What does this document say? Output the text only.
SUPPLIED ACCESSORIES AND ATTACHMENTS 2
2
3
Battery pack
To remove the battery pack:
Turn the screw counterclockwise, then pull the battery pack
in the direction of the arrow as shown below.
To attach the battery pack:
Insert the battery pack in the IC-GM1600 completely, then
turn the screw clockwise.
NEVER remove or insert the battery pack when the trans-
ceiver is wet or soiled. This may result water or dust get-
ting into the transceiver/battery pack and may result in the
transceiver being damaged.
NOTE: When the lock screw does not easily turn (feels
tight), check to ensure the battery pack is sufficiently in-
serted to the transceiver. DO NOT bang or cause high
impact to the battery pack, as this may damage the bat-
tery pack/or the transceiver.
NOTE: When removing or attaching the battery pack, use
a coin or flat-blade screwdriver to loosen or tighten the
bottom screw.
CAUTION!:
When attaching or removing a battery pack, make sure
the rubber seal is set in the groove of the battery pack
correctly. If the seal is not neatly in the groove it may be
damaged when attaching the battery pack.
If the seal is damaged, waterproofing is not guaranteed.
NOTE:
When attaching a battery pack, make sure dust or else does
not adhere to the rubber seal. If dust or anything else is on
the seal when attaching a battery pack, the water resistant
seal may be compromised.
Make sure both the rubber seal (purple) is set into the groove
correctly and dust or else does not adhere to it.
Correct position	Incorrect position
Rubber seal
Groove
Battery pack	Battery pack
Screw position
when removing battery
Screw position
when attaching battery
- - - - - - -
#### What you should do:
Of all the lines in the listing above, how many contain the word "NOTE"? Answer with the number alone.

#### Reply:
3